Take each line that has the word "agencies" and return it.
— START OF SOURCE MATERIAL —
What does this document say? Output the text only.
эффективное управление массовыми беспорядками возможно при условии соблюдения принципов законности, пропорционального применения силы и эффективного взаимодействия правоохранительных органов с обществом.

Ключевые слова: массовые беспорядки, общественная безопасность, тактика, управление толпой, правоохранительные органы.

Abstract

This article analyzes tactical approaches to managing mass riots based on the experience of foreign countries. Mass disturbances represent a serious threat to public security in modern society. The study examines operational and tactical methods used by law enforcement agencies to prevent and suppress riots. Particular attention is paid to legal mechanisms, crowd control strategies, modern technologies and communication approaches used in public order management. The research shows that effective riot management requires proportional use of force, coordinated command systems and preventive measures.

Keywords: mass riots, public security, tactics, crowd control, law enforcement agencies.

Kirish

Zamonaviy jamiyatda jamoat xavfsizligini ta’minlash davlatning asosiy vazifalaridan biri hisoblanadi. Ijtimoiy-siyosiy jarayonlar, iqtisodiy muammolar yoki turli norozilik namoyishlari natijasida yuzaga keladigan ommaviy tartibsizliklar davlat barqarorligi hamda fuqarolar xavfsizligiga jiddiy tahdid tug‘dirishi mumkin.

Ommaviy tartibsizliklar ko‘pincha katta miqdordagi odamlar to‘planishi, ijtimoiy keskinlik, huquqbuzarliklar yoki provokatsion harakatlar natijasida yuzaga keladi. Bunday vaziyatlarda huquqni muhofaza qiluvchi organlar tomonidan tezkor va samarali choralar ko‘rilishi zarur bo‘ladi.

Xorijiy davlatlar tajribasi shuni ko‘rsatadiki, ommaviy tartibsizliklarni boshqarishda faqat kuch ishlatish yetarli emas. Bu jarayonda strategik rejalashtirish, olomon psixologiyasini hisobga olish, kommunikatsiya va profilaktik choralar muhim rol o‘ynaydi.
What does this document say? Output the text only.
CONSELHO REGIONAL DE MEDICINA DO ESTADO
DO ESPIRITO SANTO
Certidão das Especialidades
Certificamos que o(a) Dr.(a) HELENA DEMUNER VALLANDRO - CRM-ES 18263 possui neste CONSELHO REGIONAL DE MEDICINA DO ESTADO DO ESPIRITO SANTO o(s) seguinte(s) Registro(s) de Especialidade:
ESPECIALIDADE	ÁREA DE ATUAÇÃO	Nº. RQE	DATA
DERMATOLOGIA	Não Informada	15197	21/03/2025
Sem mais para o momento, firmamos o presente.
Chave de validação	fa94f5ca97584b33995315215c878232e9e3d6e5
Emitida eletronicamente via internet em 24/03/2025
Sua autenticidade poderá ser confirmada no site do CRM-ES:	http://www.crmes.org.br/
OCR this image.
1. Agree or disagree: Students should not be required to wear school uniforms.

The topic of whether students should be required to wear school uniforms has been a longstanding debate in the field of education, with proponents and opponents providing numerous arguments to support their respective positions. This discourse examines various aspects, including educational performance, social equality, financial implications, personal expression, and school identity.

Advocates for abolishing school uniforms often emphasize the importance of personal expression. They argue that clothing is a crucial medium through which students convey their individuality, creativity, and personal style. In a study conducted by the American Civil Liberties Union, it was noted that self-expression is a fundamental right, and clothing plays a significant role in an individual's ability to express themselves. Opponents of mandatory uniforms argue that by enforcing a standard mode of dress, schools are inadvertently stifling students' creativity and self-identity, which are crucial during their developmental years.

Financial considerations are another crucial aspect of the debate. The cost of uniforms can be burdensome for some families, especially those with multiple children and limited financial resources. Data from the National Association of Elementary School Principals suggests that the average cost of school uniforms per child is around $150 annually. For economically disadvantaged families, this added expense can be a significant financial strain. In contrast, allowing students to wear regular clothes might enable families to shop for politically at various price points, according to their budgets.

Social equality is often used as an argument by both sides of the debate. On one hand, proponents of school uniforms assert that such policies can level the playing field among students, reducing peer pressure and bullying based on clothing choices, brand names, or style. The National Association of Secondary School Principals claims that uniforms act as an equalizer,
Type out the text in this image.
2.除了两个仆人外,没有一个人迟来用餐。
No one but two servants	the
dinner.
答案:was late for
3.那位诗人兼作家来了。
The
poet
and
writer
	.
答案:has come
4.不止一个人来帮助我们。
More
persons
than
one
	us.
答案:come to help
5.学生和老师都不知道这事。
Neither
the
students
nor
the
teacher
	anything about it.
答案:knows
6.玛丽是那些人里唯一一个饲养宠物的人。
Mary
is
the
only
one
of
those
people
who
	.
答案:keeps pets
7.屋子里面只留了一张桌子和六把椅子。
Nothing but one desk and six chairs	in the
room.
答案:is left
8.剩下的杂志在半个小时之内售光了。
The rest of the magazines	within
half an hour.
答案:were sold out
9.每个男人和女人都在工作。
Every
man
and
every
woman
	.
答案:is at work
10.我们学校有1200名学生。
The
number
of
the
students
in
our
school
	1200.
— END OF SOURCE MATERIAL —
TASK OUTPUT
This article analyzes tactical approaches to managing mass riots based on the experience of foreign countries. Mass disturbances represent a serious threat to public security in modern society. The study examines operational and tactical methods used by law enforcement agencies to prevent and suppress riots. Particular attention is paid to legal mechanisms, crowd control strategies, modern technologies and communication approaches used in public order management. The research shows that effective riot management requires proportional use of force, coordinated command systems and preventive measures.
Keywords: mass riots, public security, tactics, crowd control, law enforcement agencies.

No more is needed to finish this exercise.